Records contained in a dataset:

____________

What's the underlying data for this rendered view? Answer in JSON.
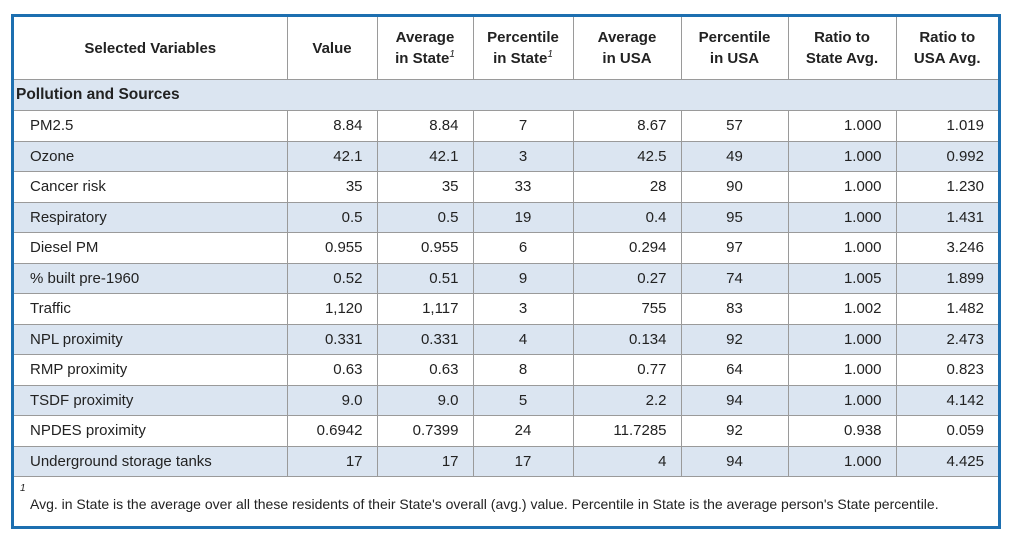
{
  "headers": {
    "variables": "Selected Variables",
    "value": "Value",
    "avg_state_1": "Average",
    "avg_state_2": "in State",
    "pct_state_1": "Percentile",
    "pct_state_2": "in State",
    "avg_usa_1": "Average",
    "avg_usa_2": "in USA",
    "pct_usa_1": "Percentile",
    "pct_usa_2": "in USA",
    "ratio_state_1": "Ratio to",
    "ratio_state_2": "State Avg.",
    "ratio_usa_1": "Ratio to",
    "ratio_usa_2": "USA Avg.",
    "footnote_marker": "1"
  },
  "section_title": "Pollution and Sources",
  "rows": [
    {
      "name": "PM2.5",
      "value": "8.84",
      "avg_state": "8.84",
      "pct_state": "7",
      "avg_usa": "8.67",
      "pct_usa": "57",
      "ratio_state": "1.000",
      "ratio_usa": "1.019"
    },
    {
      "name": "Ozone",
      "value": "42.1",
      "avg_state": "42.1",
      "pct_state": "3",
      "avg_usa": "42.5",
      "pct_usa": "49",
      "ratio_state": "1.000",
      "ratio_usa": "0.992"
    },
    {
      "name": "Cancer risk",
      "value": "35",
      "avg_state": "35",
      "pct_state": "33",
      "avg_usa": "28",
      "pct_usa": "90",
      "ratio_state": "1.000",
      "ratio_usa": "1.230"
    },
    {
      "name": "Respiratory",
      "value": "0.5",
      "avg_state": "0.5",
      "pct_state": "19",
      "avg_usa": "0.4",
      "pct_usa": "95",
      "ratio_state": "1.000",
      "ratio_usa": "1.431"
    },
    {
      "name": "Diesel PM",
      "value": "0.955",
      "avg_state": "0.955",
      "pct_state": "6",
      "avg_usa": "0.294",
      "pct_usa": "97",
      "ratio_state": "1.000",
      "ratio_usa": "3.246"
    },
    {
      "name": "% built pre-1960",
      "value": "0.52",
      "avg_state": "0.51",
      "pct_state": "9",
      "avg_usa": "0.27",
      "pct_usa": "74",
      "ratio_state": "1.005",
      "ratio_usa": "1.899"
    },
    {
      "name": "Traffic",
      "value": "1,120",
      "avg_state": "1,117",
      "pct_state": "3",
      "avg_usa": "755",
      "pct_usa": "83",
      "ratio_state": "1.002",
      "ratio_usa": "1.482"
    },
    {
      "name": "NPL proximity",
      "value": "0.331",
      "avg_state": "0.331",
      "pct_state": "4",
      "avg_usa": "0.134",
      "pct_usa": "92",
      "ratio_state": "1.000",
      "ratio_usa": "2.473"
    },
    {
      "name": "RMP proximity",
      "value": "0.63",
      "avg_state": "0.63",
      "pct_state": "8",
      "avg_usa": "0.77",
      "pct_usa": "64",
      "ratio_state": "1.000",
      "ratio_usa": "0.823"
    },
    {
      "name": "TSDF proximity",
      "value": "9.0",
      "avg_state": "9.0",
      "pct_state": "5",
      "avg_usa": "2.2",
      "pct_usa": "94",
      "ratio_state": "1.000",
      "ratio_usa": "4.142"
    },
    {
      "name": "NPDES proximity",
      "value": "0.6942",
      "avg_state": "0.7399",
      "pct_state": "24",
      "avg_usa": "11.7285",
      "pct_usa": "92",
      "ratio_state": "0.938",
      "ratio_usa": "0.059"
    },
    {
      "name": "Underground storage tanks",
      "value": "17",
      "avg_state": "17",
      "pct_state": "17",
      "avg_usa": "4",
      "pct_usa": "94",
      "ratio_state": "1.000",
      "ratio_usa": "4.425"
    }
  ],
  "footnote": {
    "marker": "1",
    "text": "Avg. in State is the average over all these residents of their State's overall (avg.) value. Percentile in State is the average person's State percentile."
  },
  "colors": {
    "border_accent": "#1d6fb0",
    "row_shade": "#dbe5f1",
    "grid_line": "#9a9a9a"
  }
}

____________

» **Exercise aim**
From the records above, pull out every line containing the word "name".

» **Final result**
      "name": "PM2.5",
      "name": "Ozone",
      "name": "Cancer risk",
      "name": "Respiratory",
      "name": "Diesel PM",
      "name": "% built pre-1960",
      "name": "Traffic",
      "name": "NPL proximity",
      "name": "RMP proximity",
      "name": "TSDF proximity",
      "name": "NPDES proximity",
      "name": "Underground storage tanks",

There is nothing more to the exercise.